● **What you have to do**:
Determine how many lines in the entries below include "equation". The reply should be that number and nothing else.

Dataset listings of figures:
☆ ☆ ☆ ☆ ☆

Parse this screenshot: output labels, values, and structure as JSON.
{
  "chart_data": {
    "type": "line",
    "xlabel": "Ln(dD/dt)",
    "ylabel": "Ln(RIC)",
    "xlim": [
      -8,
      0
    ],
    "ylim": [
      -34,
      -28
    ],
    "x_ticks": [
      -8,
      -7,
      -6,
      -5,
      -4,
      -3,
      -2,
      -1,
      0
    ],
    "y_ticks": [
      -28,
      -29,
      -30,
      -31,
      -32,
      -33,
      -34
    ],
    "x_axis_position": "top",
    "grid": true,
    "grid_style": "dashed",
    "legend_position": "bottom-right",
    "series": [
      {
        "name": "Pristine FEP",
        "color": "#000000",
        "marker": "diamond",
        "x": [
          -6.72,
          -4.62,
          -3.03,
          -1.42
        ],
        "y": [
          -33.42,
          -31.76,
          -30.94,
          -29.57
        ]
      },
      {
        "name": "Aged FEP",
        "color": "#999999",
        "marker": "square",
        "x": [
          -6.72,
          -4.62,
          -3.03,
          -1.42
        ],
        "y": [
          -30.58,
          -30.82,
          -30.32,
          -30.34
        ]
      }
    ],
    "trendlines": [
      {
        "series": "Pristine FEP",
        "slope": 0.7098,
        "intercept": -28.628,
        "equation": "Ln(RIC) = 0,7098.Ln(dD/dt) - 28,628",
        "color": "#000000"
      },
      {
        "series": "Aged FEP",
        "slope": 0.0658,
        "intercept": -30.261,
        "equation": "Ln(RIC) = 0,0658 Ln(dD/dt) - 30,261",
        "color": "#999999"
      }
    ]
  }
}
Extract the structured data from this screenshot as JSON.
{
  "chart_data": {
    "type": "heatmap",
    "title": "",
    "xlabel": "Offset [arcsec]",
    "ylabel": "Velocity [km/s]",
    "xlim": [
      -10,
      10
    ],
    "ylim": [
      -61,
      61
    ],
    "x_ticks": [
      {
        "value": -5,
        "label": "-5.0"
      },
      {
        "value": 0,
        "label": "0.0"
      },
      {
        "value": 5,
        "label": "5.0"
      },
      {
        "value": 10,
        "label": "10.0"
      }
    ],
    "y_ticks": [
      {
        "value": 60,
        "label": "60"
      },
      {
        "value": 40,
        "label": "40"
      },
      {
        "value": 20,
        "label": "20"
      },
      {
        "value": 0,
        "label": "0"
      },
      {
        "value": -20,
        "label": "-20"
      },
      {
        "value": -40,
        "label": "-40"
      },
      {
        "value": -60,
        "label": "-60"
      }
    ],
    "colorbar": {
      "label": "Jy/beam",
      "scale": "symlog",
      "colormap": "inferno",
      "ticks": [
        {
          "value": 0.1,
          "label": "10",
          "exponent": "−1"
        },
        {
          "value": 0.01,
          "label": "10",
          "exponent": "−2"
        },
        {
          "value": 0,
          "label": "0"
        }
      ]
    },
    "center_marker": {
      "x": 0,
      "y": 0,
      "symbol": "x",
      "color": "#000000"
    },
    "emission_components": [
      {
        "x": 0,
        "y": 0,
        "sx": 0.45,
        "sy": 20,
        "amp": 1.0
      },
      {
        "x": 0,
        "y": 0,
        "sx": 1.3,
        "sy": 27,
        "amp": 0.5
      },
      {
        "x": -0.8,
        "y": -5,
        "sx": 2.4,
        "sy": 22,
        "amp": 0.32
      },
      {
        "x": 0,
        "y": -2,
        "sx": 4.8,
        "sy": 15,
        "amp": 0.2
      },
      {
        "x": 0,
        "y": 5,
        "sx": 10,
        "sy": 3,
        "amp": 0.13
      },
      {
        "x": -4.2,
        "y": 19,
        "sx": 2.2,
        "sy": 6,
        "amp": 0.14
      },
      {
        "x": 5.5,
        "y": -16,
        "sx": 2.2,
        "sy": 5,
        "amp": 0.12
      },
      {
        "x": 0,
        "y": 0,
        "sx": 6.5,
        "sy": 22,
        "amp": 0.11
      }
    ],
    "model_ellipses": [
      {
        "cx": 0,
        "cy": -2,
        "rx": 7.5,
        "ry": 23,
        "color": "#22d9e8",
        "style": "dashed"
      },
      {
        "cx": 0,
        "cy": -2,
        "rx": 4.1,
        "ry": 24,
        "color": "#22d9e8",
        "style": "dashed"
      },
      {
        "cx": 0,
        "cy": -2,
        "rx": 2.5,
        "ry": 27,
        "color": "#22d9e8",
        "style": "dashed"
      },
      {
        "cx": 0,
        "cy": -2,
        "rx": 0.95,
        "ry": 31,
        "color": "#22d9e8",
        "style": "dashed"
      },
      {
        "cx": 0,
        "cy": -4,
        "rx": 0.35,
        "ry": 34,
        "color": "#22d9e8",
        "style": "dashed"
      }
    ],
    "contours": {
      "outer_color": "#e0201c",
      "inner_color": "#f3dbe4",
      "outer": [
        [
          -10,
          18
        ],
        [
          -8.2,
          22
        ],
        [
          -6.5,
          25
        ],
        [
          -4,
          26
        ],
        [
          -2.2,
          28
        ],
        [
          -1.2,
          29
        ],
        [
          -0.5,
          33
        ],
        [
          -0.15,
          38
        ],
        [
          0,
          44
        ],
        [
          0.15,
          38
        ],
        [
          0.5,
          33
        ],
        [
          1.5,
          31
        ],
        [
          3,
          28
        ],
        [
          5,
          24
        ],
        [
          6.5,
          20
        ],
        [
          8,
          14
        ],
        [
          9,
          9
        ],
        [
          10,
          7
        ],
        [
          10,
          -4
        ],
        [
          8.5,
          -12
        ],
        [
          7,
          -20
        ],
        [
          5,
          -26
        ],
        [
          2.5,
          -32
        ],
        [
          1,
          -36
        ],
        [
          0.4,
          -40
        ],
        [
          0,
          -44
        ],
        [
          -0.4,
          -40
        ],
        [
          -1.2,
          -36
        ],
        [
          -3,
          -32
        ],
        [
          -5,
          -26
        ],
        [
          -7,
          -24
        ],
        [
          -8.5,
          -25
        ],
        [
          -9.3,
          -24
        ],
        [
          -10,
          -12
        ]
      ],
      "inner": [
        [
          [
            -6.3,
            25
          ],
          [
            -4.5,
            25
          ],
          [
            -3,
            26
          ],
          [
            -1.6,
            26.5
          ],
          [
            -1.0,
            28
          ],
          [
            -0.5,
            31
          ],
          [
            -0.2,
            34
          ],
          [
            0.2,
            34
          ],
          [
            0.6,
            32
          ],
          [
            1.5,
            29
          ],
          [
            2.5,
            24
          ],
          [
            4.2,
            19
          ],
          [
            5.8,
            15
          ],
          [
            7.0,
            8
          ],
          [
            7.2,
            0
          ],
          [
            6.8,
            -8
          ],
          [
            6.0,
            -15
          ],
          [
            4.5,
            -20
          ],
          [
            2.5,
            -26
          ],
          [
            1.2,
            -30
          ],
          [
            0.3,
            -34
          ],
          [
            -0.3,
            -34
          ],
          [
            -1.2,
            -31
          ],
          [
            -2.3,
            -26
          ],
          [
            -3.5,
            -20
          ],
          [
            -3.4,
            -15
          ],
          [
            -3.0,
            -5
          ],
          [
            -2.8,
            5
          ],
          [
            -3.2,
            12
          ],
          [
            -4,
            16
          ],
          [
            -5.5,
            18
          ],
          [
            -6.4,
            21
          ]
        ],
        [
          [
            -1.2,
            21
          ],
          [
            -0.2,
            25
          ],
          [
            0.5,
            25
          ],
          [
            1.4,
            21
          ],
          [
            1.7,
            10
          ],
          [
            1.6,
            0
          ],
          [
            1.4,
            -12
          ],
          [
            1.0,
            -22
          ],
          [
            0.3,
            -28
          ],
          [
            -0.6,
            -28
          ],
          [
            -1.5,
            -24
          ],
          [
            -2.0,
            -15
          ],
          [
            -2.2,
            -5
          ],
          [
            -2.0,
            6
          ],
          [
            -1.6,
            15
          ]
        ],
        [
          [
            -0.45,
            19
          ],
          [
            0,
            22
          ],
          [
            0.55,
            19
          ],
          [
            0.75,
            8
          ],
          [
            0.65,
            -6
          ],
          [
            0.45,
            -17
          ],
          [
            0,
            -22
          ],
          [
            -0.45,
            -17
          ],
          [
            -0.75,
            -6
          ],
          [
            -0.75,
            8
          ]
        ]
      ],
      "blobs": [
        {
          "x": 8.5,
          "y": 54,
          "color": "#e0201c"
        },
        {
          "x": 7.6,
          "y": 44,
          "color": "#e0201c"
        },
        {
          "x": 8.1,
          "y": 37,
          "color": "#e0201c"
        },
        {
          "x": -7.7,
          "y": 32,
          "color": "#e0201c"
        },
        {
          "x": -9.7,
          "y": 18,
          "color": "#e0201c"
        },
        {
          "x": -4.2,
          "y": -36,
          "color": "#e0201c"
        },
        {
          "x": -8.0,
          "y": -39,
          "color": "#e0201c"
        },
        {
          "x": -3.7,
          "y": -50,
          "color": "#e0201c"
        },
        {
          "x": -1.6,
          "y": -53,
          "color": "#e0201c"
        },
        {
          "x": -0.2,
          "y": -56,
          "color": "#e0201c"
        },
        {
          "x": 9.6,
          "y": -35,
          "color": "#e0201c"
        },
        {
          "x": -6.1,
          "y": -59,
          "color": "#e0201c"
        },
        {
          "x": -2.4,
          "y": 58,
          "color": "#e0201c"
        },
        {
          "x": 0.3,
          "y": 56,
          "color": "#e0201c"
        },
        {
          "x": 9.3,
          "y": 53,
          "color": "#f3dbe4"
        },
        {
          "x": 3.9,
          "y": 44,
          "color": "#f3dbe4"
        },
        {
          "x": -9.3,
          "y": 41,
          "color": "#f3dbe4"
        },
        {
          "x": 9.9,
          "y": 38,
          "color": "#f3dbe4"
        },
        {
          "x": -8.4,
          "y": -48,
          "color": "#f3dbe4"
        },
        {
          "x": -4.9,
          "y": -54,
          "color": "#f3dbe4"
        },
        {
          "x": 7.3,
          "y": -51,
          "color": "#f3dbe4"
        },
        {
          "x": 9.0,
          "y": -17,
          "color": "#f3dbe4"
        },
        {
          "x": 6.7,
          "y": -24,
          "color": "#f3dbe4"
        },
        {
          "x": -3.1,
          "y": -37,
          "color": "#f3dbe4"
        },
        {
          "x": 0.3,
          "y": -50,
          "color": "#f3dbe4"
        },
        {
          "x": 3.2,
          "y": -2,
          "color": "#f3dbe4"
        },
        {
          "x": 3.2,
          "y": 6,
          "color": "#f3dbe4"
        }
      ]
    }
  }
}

☆ ☆ ☆ ☆ ☆

● **Result of this task**:
2